| PROBLEM DESCRIPTION |
According to the article on the Boldness Project, which organization is administering the ECD Innovation Fund?

┌─ PAGE EXCERPT

RUTH BONNEVILLE / WINNIPEG FREE PRESS Enlarge Image

Diane Roussin and Ian Gill of the Boldness Project aim to have 80 per cent of the kids born in Point Douglas in 2015 be measurably ready for school by 2020. Photo Store

Point Douglas is home to approximately 3,600 kids under age six -- a number that is growing fast.

Currently, 40 per cent of Point Douglas kids are classified by the Early Development Instrument (EDI) as not ready for school at age five. One in six children end up apprehended by child-protective services, placing enormous social, emotional and economic costs on families. Even those kids who make it to school struggle from the outset if they aren't ready, and they seldom catch up.

A Boldness goal is that 80 per cent of Point Douglas kids conceived in 2014 and born in 2015 be measurably ready for school by 2020. This would be a dramatic turnaround in their well-being.

It would also save the province and Ottawa money. Investments in the right early childhood development (ECD) strategies can have huge payoffs. One Michigan program for inner-city children calculates $16 in health, justice and social welfare savings for every $1 spent on the program. Another calculation, based on a British Columbia analysis shows effective ECD investments could add almost $1 billion a year to the Manitoba GDP.

Instead, Canada dramatically under-invests in ECD, coming up short by $3 billion to $4 billion a year, according to a study by the TD Bank, which also reports Quebec's comprehensive child-care program not only helps kids, but frees up mothers to go to school or work, reducing poverty by 50 per cent.

Turnarounds like that require vision and investment.

"As fiscal rebalancing occurs," the TD report says, "(governments) should give additional thought as to how to invest more, and how to invest more effectively, in early childhood education."

In Manitoba, that process began last year with investments by the J.W. McConnell Family Foundation and the provincial government in a new ECD Innovation Fund -- the first of its kind in Canada.

The express purpose of the ECD Innovation Fund is to support science-based, culturally grounded, community-led and supported initiatives that measurably transform the lives of young children and their families.

The fund, which is being administered by United Way of Winnipeg, will initially be co-chaired by Manitoba business leader Arthur Mauro, and by Children and Youth Opportunities Minister Kevin Chief. It is intended that, in addition to The Winnipeg Boldness Project, the fund will invest in other ECD innovations, including First Nation communities. Further business and philanthropic support is being sought to grow the ECD Innovation Fund and to examine the potential to achieve improved ECD outcomes, including cost savings, through new financial structures such as social-impact bonds.

- Ian Gill

 

'I came to Winnipeg in January last year because of the scale of the problem. I've kept coming back because of the remarkable determination of everyone I met to do something about it. I recruited Ric Young, one of Canada's foremost experts in social innovation and the founder of the Boldness Project, to help us think through how to do something utterly transformational in Winnipeg. Between us, we conducted more than 100 interviews with people in all sectors of Manitoba life. What is evident here is an amazing clarity of ambition and determination to step up for Winnipeg's kids -- a real willingness to do something bold'

-- Ian Gill, principal of Cause+Effect, a Vancouver-based consulting company, is a former newspaper and television journalist and an internationally experienced non-profit leader in indigenous development. He is an adjunct professor at Simon Fraser University, and an online columnist at thetyee.ca.

└─
┌─ PROVIDED INFORMATION

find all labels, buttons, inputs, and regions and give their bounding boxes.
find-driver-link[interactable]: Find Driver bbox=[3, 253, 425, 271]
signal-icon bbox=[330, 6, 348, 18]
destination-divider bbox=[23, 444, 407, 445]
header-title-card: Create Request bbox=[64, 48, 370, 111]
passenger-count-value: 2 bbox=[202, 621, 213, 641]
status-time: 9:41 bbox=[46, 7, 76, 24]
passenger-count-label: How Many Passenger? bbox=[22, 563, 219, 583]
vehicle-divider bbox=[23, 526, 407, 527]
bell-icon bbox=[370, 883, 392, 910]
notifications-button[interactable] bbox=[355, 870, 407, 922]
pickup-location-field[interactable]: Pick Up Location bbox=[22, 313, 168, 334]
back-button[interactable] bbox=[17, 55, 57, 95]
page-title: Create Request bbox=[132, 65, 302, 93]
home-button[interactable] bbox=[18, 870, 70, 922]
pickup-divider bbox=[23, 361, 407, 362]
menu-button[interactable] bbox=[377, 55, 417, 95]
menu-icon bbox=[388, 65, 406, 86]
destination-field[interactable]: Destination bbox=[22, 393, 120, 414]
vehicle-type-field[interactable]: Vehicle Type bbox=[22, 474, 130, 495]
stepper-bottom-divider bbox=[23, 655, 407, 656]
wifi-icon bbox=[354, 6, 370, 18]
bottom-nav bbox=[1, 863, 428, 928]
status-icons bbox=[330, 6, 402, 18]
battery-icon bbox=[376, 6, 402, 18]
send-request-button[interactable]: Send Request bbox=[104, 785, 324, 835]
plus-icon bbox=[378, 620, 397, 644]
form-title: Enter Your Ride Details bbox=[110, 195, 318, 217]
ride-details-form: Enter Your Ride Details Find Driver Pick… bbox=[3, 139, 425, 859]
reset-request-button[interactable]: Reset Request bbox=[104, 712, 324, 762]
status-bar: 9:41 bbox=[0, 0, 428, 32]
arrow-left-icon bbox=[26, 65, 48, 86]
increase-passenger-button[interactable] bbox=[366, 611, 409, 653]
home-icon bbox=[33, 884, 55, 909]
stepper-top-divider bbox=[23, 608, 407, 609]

└─

| CORRECT RESULT |
United Way of Winnipeg